Each record below should appear again exactly as written.

──────────

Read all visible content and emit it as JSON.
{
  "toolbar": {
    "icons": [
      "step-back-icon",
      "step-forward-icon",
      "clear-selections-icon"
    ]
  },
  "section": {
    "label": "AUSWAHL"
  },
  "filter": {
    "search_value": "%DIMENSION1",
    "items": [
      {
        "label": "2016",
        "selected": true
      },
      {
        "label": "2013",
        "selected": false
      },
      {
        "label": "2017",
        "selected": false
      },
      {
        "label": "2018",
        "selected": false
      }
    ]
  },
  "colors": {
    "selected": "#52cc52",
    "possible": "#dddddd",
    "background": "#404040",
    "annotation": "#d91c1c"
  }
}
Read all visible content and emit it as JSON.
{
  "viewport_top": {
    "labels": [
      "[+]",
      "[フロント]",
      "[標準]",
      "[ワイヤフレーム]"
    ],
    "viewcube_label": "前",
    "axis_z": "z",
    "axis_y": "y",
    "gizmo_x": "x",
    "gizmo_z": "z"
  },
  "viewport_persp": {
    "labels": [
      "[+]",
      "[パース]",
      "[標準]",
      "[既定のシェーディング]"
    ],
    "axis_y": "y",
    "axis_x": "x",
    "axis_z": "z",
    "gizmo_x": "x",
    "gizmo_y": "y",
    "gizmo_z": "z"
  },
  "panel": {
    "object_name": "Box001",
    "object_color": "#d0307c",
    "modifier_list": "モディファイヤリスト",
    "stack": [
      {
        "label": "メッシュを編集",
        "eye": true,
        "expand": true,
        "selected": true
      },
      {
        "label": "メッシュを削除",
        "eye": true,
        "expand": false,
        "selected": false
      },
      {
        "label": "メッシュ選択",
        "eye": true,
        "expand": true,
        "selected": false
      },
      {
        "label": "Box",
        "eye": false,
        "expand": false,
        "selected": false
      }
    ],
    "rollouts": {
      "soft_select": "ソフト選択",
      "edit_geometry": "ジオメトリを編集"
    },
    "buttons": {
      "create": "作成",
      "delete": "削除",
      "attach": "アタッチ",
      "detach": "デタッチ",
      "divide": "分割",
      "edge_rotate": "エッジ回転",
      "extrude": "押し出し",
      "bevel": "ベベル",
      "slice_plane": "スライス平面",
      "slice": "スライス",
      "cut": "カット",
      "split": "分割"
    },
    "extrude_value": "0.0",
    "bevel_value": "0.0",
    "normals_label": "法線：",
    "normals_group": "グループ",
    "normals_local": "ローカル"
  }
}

──────────

Exercise result -
Read all visible content and emit it as JSON.
{
  "toolbar": {
    "icons": [
      "step-back-icon",
      "step-forward-icon",
      "clear-selections-icon"
    ]
  },
  "section": {
    "label": "AUSWAHL"
  },
  "filter": {
    "search_value": "%DIMENSION1",
    "items": [
      {
        "label": "2016",
        "selected": true
      },
      {
        "label": "2013",
        "selected": false
      },
      {
        "label": "2017",
        "selected": false
      },
      {
        "label": "2018",
        "selected": false
      }
    ]
  },
  "colors": {
    "selected": "#52cc52",
    "possible": "#dddddd",
    "background": "#404040",
    "annotation": "#d91c1c"
  }
}
Read all visible content and emit it as JSON.
{
  "viewport_top": {
    "labels": [
      "[+]",
      "[フロント]",
      "[標準]",
      "[ワイヤフレーム]"
    ],
    "viewcube_label": "前",
    "axis_z": "z",
    "axis_y": "y",
    "gizmo_x": "x",
    "gizmo_z": "z"
  },
  "viewport_persp": {
    "labels": [
      "[+]",
      "[パース]",
      "[標準]",
      "[既定のシェーディング]"
    ],
    "axis_y": "y",
    "axis_x": "x",
    "axis_z": "z",
    "gizmo_x": "x",
    "gizmo_y": "y",
    "gizmo_z": "z"
  },
  "panel": {
    "object_name": "Box001",
    "object_color": "#d0307c",
    "modifier_list": "モディファイヤリスト",
    "stack": [
      {
        "label": "メッシュを編集",
        "eye": true,
        "expand": true,
        "selected": true
      },
      {
        "label": "メッシュを削除",
        "eye": true,
        "expand": false,
        "selected": false
      },
      {
        "label": "メッシュ選択",
        "eye": true,
        "expand": true,
        "selected": false
      },
      {
        "label": "Box",
        "eye": false,
        "expand": false,
        "selected": false
      }
    ],
    "rollouts": {
      "soft_select": "ソフト選択",
      "edit_geometry": "ジオメトリを編集"
    },
    "buttons": {
      "create": "作成",
      "delete": "削除",
      "attach": "アタッチ",
      "detach": "デタッチ",
      "divide": "分割",
      "edge_rotate": "エッジ回転",
      "extrude": "押し出し",
      "bevel": "ベベル",
      "slice_plane": "スライス平面",
      "slice": "スライス",
      "cut": "カット",
      "split": "分割"
    },
    "extrude_value": "0.0",
    "bevel_value": "0.0",
    "normals_label": "法線：",
    "normals_group": "グループ",
    "normals_local": "ローカル"
  }
}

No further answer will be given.